Data extracted from a collection:
============
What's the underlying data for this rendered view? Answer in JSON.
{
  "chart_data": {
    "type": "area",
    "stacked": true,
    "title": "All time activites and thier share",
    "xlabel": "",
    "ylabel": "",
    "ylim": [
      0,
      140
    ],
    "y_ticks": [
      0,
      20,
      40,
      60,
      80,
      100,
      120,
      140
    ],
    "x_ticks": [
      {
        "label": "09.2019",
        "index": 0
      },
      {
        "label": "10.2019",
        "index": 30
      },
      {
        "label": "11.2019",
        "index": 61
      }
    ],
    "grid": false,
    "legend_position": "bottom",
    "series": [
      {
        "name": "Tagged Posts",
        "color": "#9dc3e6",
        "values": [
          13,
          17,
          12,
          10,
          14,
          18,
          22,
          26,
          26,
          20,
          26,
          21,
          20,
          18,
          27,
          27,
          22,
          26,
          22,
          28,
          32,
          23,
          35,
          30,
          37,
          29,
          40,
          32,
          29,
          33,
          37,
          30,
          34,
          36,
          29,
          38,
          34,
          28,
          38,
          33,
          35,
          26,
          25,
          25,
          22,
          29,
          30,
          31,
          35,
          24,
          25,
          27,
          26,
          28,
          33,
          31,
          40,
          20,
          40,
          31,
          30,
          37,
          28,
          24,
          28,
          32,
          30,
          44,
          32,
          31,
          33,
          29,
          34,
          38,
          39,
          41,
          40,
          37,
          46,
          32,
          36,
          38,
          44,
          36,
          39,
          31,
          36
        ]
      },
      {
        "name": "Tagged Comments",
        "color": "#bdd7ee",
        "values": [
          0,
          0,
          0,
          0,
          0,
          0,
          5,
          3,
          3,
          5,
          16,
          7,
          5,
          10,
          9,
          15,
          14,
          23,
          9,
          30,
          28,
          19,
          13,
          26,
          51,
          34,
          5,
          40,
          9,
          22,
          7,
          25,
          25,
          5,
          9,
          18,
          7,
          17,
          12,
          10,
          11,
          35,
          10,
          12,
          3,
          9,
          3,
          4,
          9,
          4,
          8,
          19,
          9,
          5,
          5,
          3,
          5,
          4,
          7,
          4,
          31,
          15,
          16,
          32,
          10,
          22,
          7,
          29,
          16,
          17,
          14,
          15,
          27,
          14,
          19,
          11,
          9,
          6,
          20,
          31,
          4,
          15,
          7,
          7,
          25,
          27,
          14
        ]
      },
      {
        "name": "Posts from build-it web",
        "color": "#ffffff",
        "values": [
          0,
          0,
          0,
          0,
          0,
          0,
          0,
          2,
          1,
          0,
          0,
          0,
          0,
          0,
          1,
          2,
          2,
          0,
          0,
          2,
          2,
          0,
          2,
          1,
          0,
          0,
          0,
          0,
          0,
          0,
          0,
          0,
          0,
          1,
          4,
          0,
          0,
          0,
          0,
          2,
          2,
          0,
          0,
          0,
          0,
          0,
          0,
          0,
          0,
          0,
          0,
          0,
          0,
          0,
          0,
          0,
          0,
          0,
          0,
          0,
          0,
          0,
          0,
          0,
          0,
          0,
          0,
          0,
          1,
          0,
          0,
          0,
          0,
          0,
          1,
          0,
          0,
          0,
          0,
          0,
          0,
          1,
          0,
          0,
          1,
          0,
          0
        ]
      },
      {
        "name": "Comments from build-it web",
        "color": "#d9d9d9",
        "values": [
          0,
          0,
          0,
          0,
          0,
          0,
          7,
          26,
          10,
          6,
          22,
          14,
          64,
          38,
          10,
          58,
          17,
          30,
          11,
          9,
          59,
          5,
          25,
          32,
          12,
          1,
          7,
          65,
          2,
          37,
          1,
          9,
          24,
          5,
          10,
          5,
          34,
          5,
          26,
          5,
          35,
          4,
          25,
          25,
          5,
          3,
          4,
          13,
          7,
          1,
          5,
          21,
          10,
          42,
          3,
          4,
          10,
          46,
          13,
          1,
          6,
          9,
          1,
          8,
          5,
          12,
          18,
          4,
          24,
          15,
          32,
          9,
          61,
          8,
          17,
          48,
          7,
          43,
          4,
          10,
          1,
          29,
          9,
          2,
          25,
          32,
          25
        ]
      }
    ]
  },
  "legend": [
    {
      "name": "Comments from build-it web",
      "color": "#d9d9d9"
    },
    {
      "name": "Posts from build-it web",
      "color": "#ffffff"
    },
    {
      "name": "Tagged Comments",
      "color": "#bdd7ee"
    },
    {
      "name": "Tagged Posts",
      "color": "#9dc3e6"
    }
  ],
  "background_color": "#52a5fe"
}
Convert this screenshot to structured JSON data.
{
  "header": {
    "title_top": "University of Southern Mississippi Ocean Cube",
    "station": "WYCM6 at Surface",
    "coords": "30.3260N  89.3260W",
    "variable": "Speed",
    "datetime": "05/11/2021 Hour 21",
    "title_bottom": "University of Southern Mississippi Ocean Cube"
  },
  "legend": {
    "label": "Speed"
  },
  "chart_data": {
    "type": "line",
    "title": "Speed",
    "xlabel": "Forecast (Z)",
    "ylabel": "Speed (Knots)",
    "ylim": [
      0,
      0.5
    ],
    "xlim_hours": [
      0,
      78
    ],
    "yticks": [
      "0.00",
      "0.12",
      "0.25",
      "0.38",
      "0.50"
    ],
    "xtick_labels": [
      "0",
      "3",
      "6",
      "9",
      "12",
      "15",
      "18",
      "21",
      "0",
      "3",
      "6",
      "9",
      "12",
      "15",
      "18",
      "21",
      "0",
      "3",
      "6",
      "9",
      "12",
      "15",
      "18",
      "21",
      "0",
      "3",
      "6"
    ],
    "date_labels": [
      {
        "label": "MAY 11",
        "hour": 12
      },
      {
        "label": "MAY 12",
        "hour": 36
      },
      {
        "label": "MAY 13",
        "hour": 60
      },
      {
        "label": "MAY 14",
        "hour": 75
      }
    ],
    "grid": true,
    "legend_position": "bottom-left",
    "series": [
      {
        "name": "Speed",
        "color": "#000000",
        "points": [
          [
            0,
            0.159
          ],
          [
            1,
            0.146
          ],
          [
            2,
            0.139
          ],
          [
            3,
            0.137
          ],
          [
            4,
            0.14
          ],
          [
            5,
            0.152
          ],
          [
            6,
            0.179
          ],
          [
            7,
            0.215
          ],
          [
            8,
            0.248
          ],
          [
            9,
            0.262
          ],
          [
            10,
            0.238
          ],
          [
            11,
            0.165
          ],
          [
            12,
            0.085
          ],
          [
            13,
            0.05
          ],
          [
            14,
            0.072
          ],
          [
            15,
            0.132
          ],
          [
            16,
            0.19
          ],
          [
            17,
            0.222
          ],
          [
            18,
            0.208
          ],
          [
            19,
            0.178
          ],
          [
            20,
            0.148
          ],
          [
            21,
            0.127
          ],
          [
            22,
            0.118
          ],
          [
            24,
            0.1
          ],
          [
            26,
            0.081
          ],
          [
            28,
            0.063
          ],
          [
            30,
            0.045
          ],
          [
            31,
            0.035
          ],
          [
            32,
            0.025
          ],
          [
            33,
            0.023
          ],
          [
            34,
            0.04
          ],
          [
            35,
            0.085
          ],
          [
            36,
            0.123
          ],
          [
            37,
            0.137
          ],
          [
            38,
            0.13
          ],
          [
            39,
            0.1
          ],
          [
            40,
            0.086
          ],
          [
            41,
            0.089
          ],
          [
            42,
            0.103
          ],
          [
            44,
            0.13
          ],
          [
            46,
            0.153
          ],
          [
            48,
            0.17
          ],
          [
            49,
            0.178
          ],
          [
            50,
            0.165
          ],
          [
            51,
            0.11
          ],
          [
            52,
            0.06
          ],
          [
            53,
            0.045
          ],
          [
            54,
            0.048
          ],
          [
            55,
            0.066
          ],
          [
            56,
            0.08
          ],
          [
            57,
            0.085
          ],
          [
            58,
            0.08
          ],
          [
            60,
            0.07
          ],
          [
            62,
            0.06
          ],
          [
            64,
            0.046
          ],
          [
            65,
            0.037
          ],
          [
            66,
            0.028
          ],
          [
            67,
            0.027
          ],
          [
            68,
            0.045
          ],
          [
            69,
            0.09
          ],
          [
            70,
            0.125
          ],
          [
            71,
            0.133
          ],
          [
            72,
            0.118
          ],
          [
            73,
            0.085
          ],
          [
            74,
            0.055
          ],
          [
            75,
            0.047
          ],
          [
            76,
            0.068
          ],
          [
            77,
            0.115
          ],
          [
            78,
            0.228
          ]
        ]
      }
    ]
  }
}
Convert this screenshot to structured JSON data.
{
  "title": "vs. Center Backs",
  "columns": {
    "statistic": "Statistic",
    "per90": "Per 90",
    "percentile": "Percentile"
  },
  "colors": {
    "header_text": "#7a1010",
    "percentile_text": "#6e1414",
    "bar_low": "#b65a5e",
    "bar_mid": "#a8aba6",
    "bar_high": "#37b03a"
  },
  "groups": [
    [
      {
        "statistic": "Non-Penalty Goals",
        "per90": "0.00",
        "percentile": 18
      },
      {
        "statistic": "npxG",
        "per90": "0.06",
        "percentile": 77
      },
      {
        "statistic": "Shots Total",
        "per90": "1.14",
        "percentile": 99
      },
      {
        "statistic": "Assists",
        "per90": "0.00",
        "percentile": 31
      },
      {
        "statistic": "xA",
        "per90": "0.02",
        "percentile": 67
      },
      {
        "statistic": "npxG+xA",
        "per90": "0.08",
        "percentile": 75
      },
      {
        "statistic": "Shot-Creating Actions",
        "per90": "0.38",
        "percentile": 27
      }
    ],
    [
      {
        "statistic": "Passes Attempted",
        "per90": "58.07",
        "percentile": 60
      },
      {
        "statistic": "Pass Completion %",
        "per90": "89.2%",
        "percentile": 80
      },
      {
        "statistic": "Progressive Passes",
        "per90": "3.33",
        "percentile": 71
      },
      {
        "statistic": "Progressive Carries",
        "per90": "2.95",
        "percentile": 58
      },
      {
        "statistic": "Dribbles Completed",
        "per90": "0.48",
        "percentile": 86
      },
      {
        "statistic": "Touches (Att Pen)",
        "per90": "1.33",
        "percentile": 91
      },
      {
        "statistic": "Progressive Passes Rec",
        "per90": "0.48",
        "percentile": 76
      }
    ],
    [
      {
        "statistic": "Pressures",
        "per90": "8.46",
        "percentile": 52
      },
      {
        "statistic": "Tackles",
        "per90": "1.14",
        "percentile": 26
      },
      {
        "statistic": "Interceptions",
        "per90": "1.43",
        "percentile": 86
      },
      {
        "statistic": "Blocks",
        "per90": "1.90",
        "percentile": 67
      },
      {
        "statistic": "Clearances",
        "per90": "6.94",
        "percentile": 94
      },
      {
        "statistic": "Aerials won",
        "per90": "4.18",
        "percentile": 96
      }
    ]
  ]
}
============
GIVEN PROBLEM: Say how many lines include the word "Southern"; reply with the number alone.

COMPLETE ANSWER: 2